### Material:
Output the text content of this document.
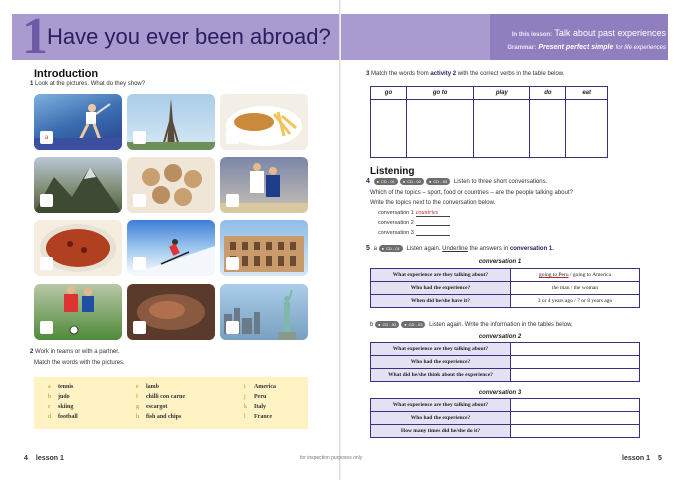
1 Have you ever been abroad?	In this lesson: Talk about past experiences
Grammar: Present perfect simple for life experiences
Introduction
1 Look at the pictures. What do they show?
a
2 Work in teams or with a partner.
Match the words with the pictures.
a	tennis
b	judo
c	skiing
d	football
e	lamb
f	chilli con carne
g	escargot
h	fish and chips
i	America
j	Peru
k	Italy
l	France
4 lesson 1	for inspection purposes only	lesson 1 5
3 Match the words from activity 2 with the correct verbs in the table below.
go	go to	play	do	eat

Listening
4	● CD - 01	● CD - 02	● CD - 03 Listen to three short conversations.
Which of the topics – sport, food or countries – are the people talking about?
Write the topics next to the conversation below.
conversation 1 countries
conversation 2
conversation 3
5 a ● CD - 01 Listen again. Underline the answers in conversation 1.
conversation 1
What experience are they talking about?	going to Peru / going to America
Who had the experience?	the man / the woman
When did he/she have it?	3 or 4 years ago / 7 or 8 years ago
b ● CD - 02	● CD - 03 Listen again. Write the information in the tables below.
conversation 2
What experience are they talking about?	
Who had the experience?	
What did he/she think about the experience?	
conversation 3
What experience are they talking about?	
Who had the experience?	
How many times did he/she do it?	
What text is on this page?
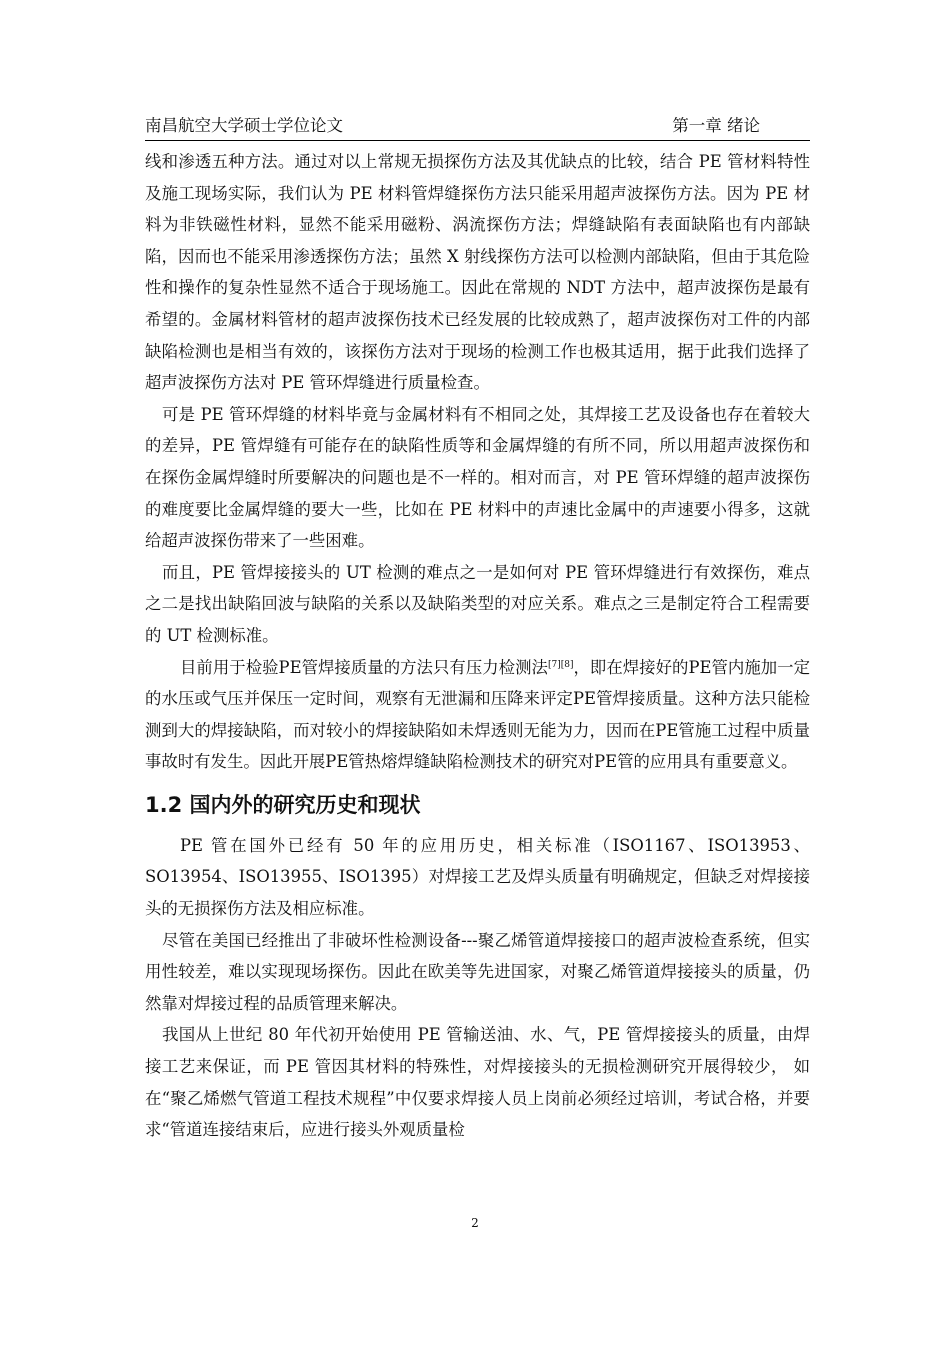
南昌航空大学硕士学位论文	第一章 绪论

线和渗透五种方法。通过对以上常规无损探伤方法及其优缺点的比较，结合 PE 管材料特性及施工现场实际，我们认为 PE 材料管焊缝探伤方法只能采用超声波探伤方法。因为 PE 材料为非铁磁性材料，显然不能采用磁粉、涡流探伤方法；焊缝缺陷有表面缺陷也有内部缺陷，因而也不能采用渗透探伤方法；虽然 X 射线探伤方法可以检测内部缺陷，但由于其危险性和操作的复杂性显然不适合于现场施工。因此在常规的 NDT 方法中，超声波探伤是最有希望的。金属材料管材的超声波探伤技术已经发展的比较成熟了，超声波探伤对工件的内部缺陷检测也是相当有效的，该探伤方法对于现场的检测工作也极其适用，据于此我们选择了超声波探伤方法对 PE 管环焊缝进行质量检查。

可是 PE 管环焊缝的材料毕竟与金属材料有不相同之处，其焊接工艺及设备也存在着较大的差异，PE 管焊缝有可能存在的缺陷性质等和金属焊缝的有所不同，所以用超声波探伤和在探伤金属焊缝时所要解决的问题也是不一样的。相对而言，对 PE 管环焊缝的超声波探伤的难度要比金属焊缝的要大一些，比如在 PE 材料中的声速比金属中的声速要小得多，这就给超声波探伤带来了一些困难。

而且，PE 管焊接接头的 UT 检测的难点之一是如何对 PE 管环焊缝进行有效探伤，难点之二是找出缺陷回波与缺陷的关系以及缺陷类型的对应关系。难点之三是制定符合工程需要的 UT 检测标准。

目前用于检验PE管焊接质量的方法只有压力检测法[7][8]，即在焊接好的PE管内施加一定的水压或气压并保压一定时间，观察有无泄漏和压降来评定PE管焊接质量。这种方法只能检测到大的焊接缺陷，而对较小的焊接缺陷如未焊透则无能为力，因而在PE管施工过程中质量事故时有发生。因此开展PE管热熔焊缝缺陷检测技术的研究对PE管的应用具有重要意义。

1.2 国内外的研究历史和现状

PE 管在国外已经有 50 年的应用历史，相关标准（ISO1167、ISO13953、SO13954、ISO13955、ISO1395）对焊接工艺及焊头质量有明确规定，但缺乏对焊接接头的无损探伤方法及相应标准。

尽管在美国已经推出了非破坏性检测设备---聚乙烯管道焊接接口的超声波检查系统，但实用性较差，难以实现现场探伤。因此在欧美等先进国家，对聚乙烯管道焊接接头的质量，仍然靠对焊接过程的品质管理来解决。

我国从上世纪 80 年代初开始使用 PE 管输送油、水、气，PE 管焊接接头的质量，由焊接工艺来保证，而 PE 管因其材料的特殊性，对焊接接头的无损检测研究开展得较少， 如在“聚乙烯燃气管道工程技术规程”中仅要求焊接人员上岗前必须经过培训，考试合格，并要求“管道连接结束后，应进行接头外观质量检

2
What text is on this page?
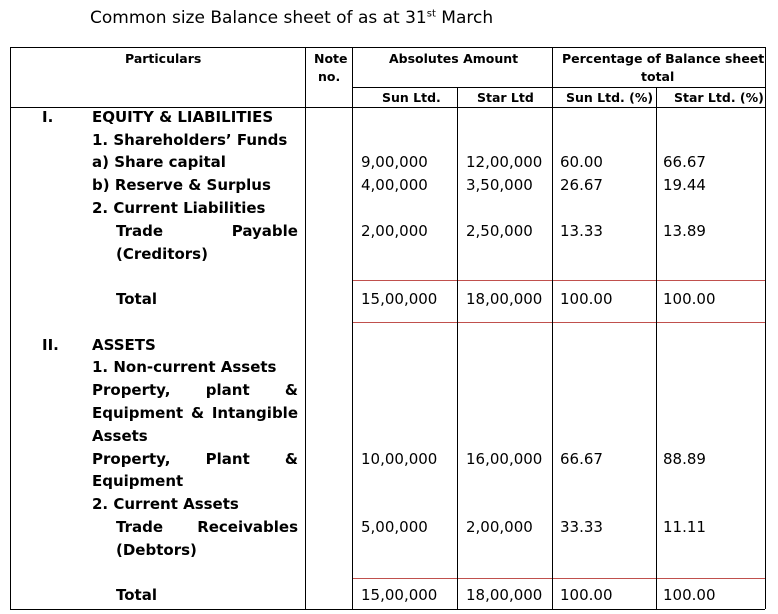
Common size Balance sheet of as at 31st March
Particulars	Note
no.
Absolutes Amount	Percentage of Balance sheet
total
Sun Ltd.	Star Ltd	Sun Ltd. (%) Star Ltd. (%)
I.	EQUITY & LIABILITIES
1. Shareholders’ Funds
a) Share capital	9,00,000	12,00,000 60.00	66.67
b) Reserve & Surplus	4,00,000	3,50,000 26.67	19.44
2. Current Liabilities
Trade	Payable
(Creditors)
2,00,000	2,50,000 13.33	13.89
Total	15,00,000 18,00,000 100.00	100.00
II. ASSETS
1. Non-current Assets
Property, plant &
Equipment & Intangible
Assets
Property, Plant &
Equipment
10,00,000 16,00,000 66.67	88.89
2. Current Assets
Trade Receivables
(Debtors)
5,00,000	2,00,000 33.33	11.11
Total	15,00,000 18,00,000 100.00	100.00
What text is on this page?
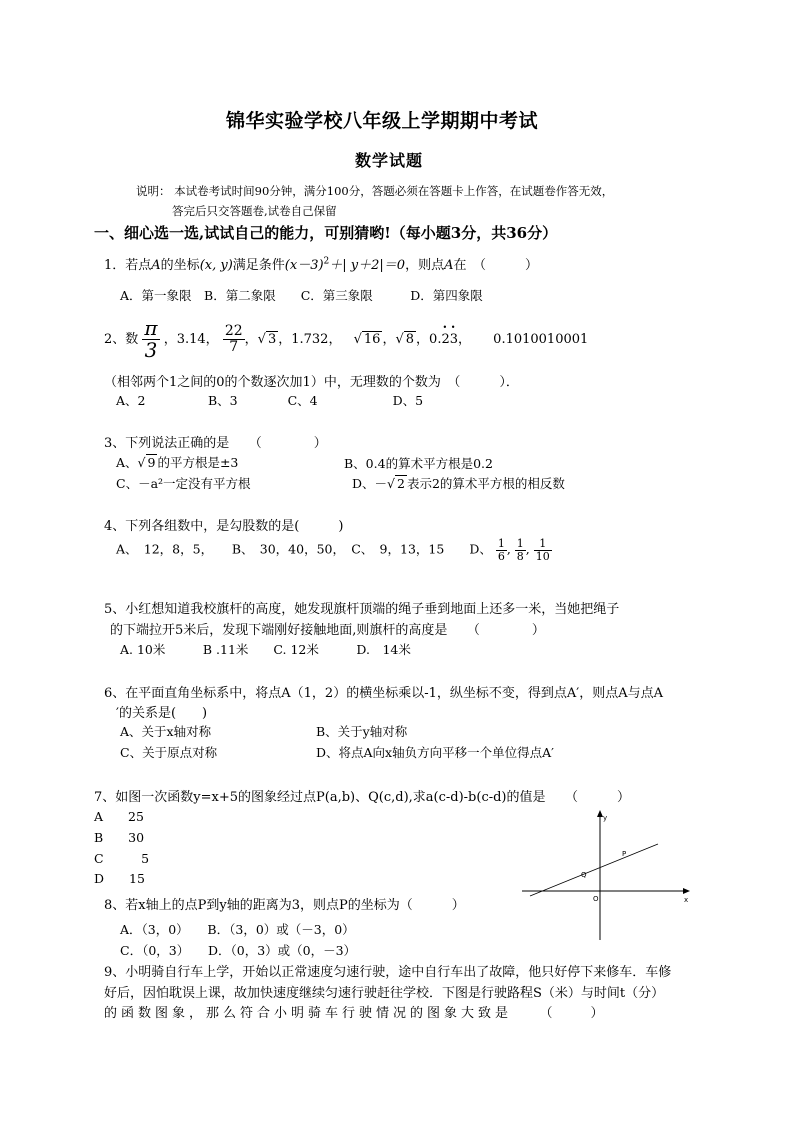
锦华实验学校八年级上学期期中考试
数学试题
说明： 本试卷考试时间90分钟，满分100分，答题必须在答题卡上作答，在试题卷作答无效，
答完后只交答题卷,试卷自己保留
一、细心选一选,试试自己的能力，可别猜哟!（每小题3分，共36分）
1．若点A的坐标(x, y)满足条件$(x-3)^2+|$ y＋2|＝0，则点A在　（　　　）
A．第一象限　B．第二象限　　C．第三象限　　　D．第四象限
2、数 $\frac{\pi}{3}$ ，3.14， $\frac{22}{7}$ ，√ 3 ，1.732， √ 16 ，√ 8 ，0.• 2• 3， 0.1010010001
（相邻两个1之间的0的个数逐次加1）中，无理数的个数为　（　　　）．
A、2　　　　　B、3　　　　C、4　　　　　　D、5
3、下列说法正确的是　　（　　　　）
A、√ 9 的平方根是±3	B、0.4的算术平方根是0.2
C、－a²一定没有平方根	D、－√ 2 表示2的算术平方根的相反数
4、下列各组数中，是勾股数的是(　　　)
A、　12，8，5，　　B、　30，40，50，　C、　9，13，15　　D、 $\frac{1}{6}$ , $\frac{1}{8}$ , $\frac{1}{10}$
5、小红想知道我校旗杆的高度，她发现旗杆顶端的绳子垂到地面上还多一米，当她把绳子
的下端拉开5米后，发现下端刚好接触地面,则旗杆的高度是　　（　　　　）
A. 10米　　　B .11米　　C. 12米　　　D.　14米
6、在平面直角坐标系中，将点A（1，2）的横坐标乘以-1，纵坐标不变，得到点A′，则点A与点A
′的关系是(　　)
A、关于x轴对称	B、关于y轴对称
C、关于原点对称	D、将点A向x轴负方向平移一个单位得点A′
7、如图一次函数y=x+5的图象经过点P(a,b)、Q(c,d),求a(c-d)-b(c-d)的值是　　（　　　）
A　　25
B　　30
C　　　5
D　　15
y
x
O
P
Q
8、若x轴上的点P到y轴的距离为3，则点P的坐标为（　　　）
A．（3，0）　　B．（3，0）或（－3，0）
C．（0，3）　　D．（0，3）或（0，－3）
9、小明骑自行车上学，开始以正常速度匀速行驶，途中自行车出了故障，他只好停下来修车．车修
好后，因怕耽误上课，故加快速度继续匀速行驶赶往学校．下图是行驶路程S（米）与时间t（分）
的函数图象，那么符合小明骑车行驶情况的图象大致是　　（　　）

### Task objective:
Find each line that has the word "America", then copy it out.

### Solution:
i	America
What experience are they talking about?	going to Peru / going to America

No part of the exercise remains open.